Stored data entries
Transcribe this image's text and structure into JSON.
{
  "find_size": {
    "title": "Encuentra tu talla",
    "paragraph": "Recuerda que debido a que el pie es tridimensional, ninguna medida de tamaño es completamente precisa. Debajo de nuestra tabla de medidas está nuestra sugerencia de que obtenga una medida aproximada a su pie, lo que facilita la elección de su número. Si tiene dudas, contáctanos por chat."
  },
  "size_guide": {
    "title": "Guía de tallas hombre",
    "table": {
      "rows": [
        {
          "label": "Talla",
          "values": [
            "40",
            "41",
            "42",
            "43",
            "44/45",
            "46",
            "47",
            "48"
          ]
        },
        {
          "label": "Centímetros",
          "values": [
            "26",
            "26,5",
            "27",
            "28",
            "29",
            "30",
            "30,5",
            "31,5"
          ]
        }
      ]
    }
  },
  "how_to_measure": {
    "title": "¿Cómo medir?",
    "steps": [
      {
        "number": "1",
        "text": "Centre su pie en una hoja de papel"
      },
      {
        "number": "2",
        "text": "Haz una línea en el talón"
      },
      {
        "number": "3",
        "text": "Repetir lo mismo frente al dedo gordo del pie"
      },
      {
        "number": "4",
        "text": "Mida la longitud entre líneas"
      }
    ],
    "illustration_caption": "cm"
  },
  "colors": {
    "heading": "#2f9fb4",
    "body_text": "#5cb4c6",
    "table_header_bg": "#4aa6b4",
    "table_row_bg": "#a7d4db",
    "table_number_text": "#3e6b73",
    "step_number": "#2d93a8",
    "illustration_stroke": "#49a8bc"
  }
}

Short task:
The entries above must be returned in full, exactly as shown.

Correct output:
Transcribe this image's text and structure into JSON.
{
  "find_size": {
    "title": "Encuentra tu talla",
    "paragraph": "Recuerda que debido a que el pie es tridimensional, ninguna medida de tamaño es completamente precisa. Debajo de nuestra tabla de medidas está nuestra sugerencia de que obtenga una medida aproximada a su pie, lo que facilita la elección de su número. Si tiene dudas, contáctanos por chat."
  },
  "size_guide": {
    "title": "Guía de tallas hombre",
    "table": {
      "rows": [
        {
          "label": "Talla",
          "values": [
            "40",
            "41",
            "42",
            "43",
            "44/45",
            "46",
            "47",
            "48"
          ]
        },
        {
          "label": "Centímetros",
          "values": [
            "26",
            "26,5",
            "27",
            "28",
            "29",
            "30",
            "30,5",
            "31,5"
          ]
        }
      ]
    }
  },
  "how_to_measure": {
    "title": "¿Cómo medir?",
    "steps": [
      {
        "number": "1",
        "text": "Centre su pie en una hoja de papel"
      },
      {
        "number": "2",
        "text": "Haz una línea en el talón"
      },
      {
        "number": "3",
        "text": "Repetir lo mismo frente al dedo gordo del pie"
      },
      {
        "number": "4",
        "text": "Mida la longitud entre líneas"
      }
    ],
    "illustration_caption": "cm"
  },
  "colors": {
    "heading": "#2f9fb4",
    "body_text": "#5cb4c6",
    "table_header_bg": "#4aa6b4",
    "table_row_bg": "#a7d4db",
    "table_number_text": "#3e6b73",
    "step_number": "#2d93a8",
    "illustration_stroke": "#49a8bc"
  }
}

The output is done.